Items from a dataset
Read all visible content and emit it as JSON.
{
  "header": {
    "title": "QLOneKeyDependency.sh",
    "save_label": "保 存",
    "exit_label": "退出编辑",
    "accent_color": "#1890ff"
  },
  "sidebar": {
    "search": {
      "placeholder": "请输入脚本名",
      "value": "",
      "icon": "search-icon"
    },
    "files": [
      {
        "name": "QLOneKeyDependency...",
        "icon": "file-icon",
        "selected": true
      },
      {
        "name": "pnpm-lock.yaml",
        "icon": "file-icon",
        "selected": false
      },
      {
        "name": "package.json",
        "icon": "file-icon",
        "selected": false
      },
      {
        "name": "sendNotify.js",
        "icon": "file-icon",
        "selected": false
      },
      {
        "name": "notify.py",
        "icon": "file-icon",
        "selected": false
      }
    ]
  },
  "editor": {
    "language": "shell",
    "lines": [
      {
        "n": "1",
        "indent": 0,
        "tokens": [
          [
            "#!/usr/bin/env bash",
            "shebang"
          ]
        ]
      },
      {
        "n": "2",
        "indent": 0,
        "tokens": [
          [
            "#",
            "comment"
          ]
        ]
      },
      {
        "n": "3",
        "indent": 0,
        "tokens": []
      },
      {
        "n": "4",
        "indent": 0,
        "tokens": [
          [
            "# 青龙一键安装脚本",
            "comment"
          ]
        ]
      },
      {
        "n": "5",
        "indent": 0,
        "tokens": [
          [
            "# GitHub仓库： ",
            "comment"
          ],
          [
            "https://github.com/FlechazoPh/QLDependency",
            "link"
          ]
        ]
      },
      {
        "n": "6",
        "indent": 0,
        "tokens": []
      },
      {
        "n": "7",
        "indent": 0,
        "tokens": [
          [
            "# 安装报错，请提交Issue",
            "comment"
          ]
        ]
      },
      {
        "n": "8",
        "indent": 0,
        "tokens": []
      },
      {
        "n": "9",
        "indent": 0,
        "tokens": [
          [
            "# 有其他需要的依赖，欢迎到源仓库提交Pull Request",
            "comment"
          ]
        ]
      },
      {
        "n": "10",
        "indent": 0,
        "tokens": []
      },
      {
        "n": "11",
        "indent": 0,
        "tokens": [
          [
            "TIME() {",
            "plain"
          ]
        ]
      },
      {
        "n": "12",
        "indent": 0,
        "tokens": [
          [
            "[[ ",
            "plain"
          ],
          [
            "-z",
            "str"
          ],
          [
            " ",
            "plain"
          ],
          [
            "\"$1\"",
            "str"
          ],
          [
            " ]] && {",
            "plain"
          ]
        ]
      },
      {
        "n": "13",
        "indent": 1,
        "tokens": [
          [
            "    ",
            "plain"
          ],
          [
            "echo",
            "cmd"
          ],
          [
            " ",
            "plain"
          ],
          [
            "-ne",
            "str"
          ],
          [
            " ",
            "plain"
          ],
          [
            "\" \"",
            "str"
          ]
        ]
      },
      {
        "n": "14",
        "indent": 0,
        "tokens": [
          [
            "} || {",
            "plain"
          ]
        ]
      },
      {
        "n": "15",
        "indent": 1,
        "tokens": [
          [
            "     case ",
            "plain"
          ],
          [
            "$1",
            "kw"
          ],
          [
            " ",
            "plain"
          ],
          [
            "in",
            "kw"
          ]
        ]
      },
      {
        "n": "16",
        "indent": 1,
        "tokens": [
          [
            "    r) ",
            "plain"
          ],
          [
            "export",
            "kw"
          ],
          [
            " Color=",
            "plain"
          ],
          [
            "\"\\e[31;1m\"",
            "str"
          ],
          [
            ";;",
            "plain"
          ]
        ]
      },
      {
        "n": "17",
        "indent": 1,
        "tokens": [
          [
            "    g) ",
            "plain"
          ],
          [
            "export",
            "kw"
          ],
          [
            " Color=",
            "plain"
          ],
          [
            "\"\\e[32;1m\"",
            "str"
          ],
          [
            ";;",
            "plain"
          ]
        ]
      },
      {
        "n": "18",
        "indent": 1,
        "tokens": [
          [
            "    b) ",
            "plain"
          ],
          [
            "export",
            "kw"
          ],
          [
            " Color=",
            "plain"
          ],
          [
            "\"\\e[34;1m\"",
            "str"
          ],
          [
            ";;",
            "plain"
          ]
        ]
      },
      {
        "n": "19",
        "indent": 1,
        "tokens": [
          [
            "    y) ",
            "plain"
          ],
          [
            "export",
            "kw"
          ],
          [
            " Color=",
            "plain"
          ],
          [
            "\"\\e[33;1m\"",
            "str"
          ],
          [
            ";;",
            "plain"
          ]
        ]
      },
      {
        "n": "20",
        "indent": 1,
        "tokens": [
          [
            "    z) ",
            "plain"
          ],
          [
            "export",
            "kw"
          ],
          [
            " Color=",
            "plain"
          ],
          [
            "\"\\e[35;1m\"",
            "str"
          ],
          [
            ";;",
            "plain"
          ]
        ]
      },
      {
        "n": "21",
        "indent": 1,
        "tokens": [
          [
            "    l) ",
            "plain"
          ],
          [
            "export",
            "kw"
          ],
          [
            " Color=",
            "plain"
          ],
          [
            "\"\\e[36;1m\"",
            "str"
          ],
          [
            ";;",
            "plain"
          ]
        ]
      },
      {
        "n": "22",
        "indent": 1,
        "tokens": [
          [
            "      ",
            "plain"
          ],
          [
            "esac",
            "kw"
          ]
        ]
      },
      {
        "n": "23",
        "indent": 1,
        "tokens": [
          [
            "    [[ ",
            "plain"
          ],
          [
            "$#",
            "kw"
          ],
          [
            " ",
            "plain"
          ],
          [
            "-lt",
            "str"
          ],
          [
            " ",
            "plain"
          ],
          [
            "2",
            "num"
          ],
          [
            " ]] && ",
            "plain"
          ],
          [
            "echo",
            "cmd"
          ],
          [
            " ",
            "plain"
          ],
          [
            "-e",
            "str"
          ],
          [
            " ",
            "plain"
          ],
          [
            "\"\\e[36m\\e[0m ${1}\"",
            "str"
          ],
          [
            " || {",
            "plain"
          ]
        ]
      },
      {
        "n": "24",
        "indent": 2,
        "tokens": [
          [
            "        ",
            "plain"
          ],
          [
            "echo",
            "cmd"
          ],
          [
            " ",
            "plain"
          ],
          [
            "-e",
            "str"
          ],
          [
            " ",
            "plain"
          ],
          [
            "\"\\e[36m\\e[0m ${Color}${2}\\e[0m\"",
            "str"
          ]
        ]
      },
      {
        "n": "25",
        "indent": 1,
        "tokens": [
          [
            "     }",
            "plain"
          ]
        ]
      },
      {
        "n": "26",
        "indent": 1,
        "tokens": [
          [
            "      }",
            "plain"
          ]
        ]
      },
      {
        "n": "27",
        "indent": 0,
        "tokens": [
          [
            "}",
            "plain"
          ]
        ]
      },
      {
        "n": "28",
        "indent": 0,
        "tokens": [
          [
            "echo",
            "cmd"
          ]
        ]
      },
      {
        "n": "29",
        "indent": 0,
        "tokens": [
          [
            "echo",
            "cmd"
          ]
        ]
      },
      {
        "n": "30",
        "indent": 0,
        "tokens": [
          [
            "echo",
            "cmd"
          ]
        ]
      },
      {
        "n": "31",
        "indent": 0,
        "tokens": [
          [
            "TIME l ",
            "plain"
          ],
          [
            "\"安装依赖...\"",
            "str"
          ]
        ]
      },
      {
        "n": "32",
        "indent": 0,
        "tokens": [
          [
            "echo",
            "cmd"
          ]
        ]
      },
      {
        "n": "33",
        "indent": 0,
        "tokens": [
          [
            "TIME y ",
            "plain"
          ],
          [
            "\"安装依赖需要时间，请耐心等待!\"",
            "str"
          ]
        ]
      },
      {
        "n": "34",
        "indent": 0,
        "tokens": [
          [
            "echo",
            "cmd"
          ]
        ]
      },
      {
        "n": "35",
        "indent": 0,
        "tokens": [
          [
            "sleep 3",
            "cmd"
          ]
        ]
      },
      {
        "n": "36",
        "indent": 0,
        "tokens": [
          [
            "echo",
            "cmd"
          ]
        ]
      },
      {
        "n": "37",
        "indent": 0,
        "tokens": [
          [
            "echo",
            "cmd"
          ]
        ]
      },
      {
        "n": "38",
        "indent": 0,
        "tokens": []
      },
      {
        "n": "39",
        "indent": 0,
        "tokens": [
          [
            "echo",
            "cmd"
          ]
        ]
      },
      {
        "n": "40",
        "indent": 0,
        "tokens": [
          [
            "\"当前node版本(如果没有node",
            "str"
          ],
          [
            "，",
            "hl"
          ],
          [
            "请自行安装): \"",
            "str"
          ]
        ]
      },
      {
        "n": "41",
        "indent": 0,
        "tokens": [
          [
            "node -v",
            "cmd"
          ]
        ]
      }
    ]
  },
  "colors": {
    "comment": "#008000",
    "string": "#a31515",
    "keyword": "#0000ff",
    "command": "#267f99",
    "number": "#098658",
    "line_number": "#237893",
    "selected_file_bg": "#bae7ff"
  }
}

* _WHAT THIS TASK INVOLVES_: Copy out each line of the data containing the string "name".

* _ANSWER TO THE TASK_:
        "name": "QLOneKeyDependency...",
        "name": "pnpm-lock.yaml",
        "name": "package.json",
        "name": "sendNotify.js",
        "name": "notify.py",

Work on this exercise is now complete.